* _Task details_
Output the material below unchanged, apart from leaving out the pictures.

* _Items_

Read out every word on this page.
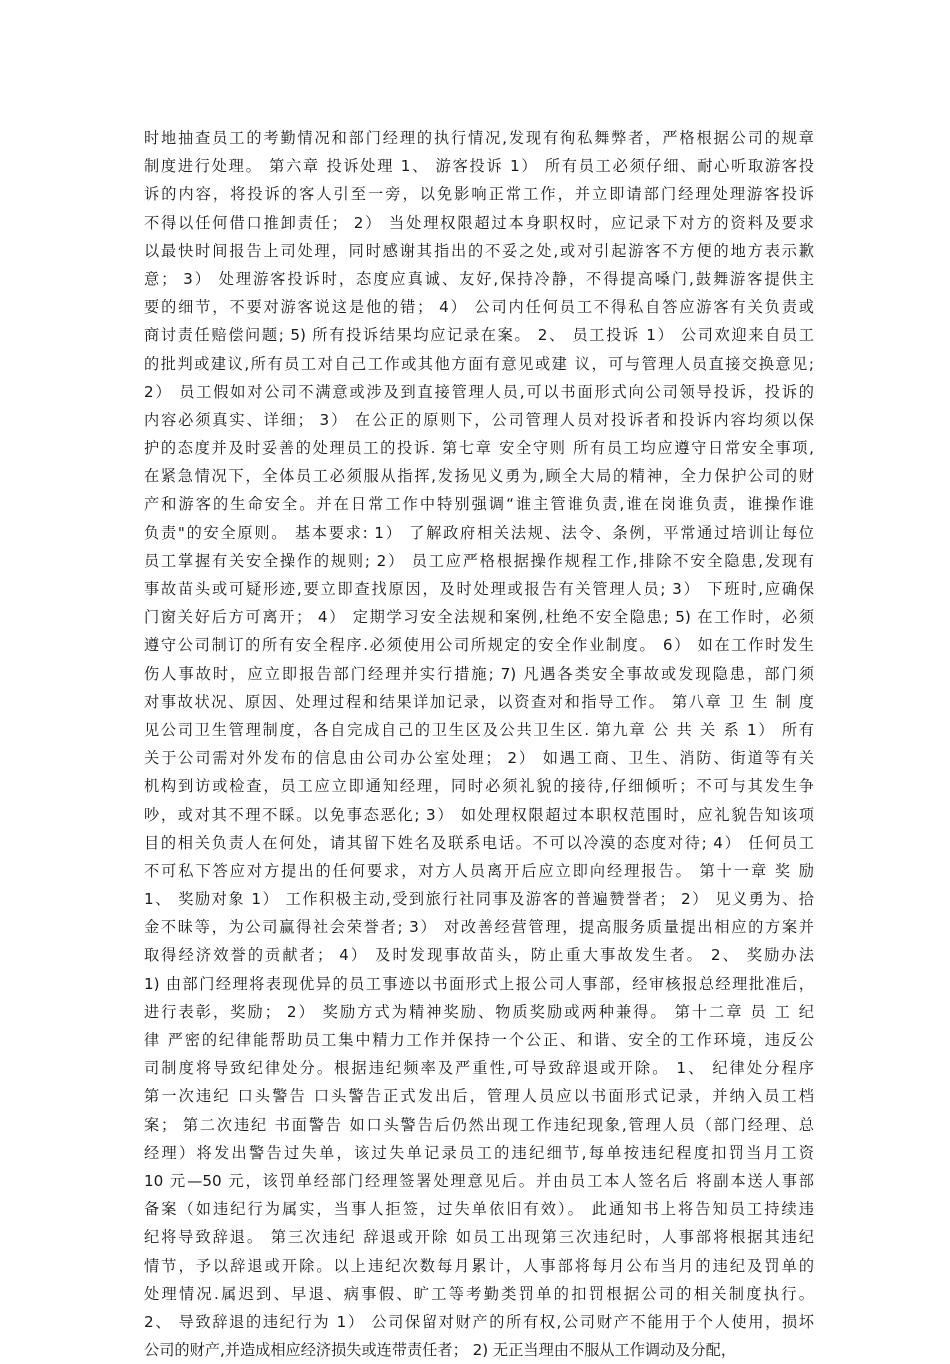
时地抽查员工的考勤情况和部门经理的执行情况,发现有徇私舞弊者，严格根据公司的规章
制度进行处理。 第六章 投诉处理 1、 游客投诉 1） 所有员工必须仔细、耐心听取游客投
诉的内容，将投诉的客人引至一旁，以免影响正常工作，并立即请部门经理处理游客投诉
不得以任何借口推卸责任； 2） 当处理权限超过本身职权时，应记录下对方的资料及要求
以最快时间报告上司处理，同时感谢其指出的不妥之处,或对引起游客不方便的地方表示歉
意； 3） 处理游客投诉时，态度应真诚、友好,保持冷静，不得提高嗓门,鼓舞游客提供主
要的细节，不要对游客说这是他的错； 4） 公司内任何员工不得私自答应游客有关负责或
商讨责任赔偿问题; 5) 所有投诉结果均应记录在案。 2、 员工投诉 1） 公司欢迎来自员工
的批判或建议,所有员工对自己工作或其他方面有意见或建 议，可与管理人员直接交换意见;
2） 员工假如对公司不满意或涉及到直接管理人员,可以书面形式向公司领导投诉，投诉的
内容必须真实、详细； 3） 在公正的原则下，公司管理人员对投诉者和投诉内容均须以保
护的态度并及时妥善的处理员工的投诉. 第七章 安全守则 所有员工均应遵守日常安全事项,
在紧急情况下，全体员工必须服从指挥,发扬见义勇为,顾全大局的精神，全力保护公司的财
产和游客的生命安全。并在日常工作中特别强调“谁主管谁负责,谁在岗谁负责，谁操作谁
负责"的安全原则。 基本要求: 1） 了解政府相关法规、法令、条例，平常通过培训让每位
员工掌握有关安全操作的规则; 2） 员工应严格根据操作规程工作,排除不安全隐患,发现有
事故苗头或可疑形迹,要立即查找原因，及时处理或报告有关管理人员; 3） 下班时,应确保
门窗关好后方可离开； 4） 定期学习安全法规和案例,杜绝不安全隐患; 5) 在工作时，必须
遵守公司制订的所有安全程序.必须使用公司所规定的安全作业制度。 6） 如在工作时发生
伤人事故时，应立即报告部门经理并实行措施; 7) 凡遇各类安全事故或发现隐患，部门须
对事故状况、原因、处理过程和结果详加记录，以资查对和指导工作。 第八章 卫 生 制 度
见公司卫生管理制度，各自完成自己的卫生区及公共卫生区. 第九章 公 共 关 系 1） 所有
关于公司需对外发布的信息由公司办公室处理； 2） 如遇工商、卫生、消防、街道等有关
机构到访或检查，员工应立即通知经理，同时必须礼貌的接待,仔细倾听；不可与其发生争
吵，或对其不理不睬。以免事态恶化; 3） 如处理权限超过本职权范围时，应礼貌告知该项
目的相关负责人在何处，请其留下姓名及联系电话。不可以冷漠的态度对待; 4） 任何员工
不可私下答应对方提出的任何要求，对方人员离开后应立即向经理报告。 第十一章 奖 励
1、 奖励对象 1） 工作积极主动,受到旅行社同事及游客的普遍赞誉者； 2） 见义勇为、拾
金不昧等，为公司赢得社会荣誉者; 3） 对改善经营管理，提高服务质量提出相应的方案并
取得经济效誉的贡献者； 4） 及时发现事故苗头，防止重大事故发生者。 2、 奖励办法
1) 由部门经理将表现优异的员工事迹以书面形式上报公司人事部，经审核报总经理批准后，
进行表彰，奖励； 2） 奖励方式为精神奖励、物质奖励或两种兼得。 第十二章 员 工 纪
律 严密的纪律能帮助员工集中精力工作并保持一个公正、和谐、安全的工作环境，违反公
司制度将导致纪律处分。根据违纪频率及严重性,可导致辞退或开除。 1、 纪律处分程序
第一次违纪 口头警告 口头警告正式发出后，管理人员应以书面形式记录，并纳入员工档
案； 第二次违纪 书面警告 如口头警告后仍然出现工作违纪现象,管理人员（部门经理、总
经理）将发出警告过失单，该过失单记录员工的违纪细节,每单按违纪程度扣罚当月工资
10 元—50 元，该罚单经部门经理签署处理意见后。并由员工本人签名后 将副本送人事部
备案（如违纪行为属实，当事人拒签，过失单依旧有效）。 此通知书上将告知员工持续违
纪将导致辞退。 第三次违纪 辞退或开除 如员工出现第三次违纪时，人事部将根据其违纪
情节，予以辞退或开除。以上违纪次数每月累计，人事部将每月公布当月的违纪及罚单的
处理情况.属迟到、早退、病事假、旷工等考勤类罚单的扣罚根据公司的相关制度执行。
2、 导致辞退的违纪行为 1） 公司保留对财产的所有权,公司财产不能用于个人使用，损坏
公司的财产,并造成相应经济损失或连带责任者； 2) 无正当理由不服从工作调动及分配，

* _Finished exercise_
Read out every word on this page.
时地抽查员工的考勤情况和部门经理的执行情况,发现有徇私舞弊者，严格根据公司的规章
制度进行处理。 第六章 投诉处理 1、 游客投诉 1） 所有员工必须仔细、耐心听取游客投
诉的内容，将投诉的客人引至一旁，以免影响正常工作，并立即请部门经理处理游客投诉
不得以任何借口推卸责任； 2） 当处理权限超过本身职权时，应记录下对方的资料及要求
以最快时间报告上司处理，同时感谢其指出的不妥之处,或对引起游客不方便的地方表示歉
意； 3） 处理游客投诉时，态度应真诚、友好,保持冷静，不得提高嗓门,鼓舞游客提供主
要的细节，不要对游客说这是他的错； 4） 公司内任何员工不得私自答应游客有关负责或
商讨责任赔偿问题; 5) 所有投诉结果均应记录在案。 2、 员工投诉 1） 公司欢迎来自员工
的批判或建议,所有员工对自己工作或其他方面有意见或建 议，可与管理人员直接交换意见;
2） 员工假如对公司不满意或涉及到直接管理人员,可以书面形式向公司领导投诉，投诉的
内容必须真实、详细； 3） 在公正的原则下，公司管理人员对投诉者和投诉内容均须以保
护的态度并及时妥善的处理员工的投诉. 第七章 安全守则 所有员工均应遵守日常安全事项,
在紧急情况下，全体员工必须服从指挥,发扬见义勇为,顾全大局的精神，全力保护公司的财
产和游客的生命安全。并在日常工作中特别强调“谁主管谁负责,谁在岗谁负责，谁操作谁
负责"的安全原则。 基本要求: 1） 了解政府相关法规、法令、条例，平常通过培训让每位
员工掌握有关安全操作的规则; 2） 员工应严格根据操作规程工作,排除不安全隐患,发现有
事故苗头或可疑形迹,要立即查找原因，及时处理或报告有关管理人员; 3） 下班时,应确保
门窗关好后方可离开； 4） 定期学习安全法规和案例,杜绝不安全隐患; 5) 在工作时，必须
遵守公司制订的所有安全程序.必须使用公司所规定的安全作业制度。 6） 如在工作时发生
伤人事故时，应立即报告部门经理并实行措施; 7) 凡遇各类安全事故或发现隐患，部门须
对事故状况、原因、处理过程和结果详加记录，以资查对和指导工作。 第八章 卫 生 制 度
见公司卫生管理制度，各自完成自己的卫生区及公共卫生区. 第九章 公 共 关 系 1） 所有
关于公司需对外发布的信息由公司办公室处理； 2） 如遇工商、卫生、消防、街道等有关
机构到访或检查，员工应立即通知经理，同时必须礼貌的接待,仔细倾听；不可与其发生争
吵，或对其不理不睬。以免事态恶化; 3） 如处理权限超过本职权范围时，应礼貌告知该项
目的相关负责人在何处，请其留下姓名及联系电话。不可以冷漠的态度对待; 4） 任何员工
不可私下答应对方提出的任何要求，对方人员离开后应立即向经理报告。 第十一章 奖 励
1、 奖励对象 1） 工作积极主动,受到旅行社同事及游客的普遍赞誉者； 2） 见义勇为、拾
金不昧等，为公司赢得社会荣誉者; 3） 对改善经营管理，提高服务质量提出相应的方案并
取得经济效誉的贡献者； 4） 及时发现事故苗头，防止重大事故发生者。 2、 奖励办法
1) 由部门经理将表现优异的员工事迹以书面形式上报公司人事部，经审核报总经理批准后，
进行表彰，奖励； 2） 奖励方式为精神奖励、物质奖励或两种兼得。 第十二章 员 工 纪
律 严密的纪律能帮助员工集中精力工作并保持一个公正、和谐、安全的工作环境，违反公
司制度将导致纪律处分。根据违纪频率及严重性,可导致辞退或开除。 1、 纪律处分程序
第一次违纪 口头警告 口头警告正式发出后，管理人员应以书面形式记录，并纳入员工档
案； 第二次违纪 书面警告 如口头警告后仍然出现工作违纪现象,管理人员（部门经理、总
经理）将发出警告过失单，该过失单记录员工的违纪细节,每单按违纪程度扣罚当月工资
10 元—50 元，该罚单经部门经理签署处理意见后。并由员工本人签名后 将副本送人事部
备案（如违纪行为属实，当事人拒签，过失单依旧有效）。 此通知书上将告知员工持续违
纪将导致辞退。 第三次违纪 辞退或开除 如员工出现第三次违纪时，人事部将根据其违纪
情节，予以辞退或开除。以上违纪次数每月累计，人事部将每月公布当月的违纪及罚单的
处理情况.属迟到、早退、病事假、旷工等考勤类罚单的扣罚根据公司的相关制度执行。
2、 导致辞退的违纪行为 1） 公司保留对财产的所有权,公司财产不能用于个人使用，损坏
公司的财产,并造成相应经济损失或连带责任者； 2) 无正当理由不服从工作调动及分配，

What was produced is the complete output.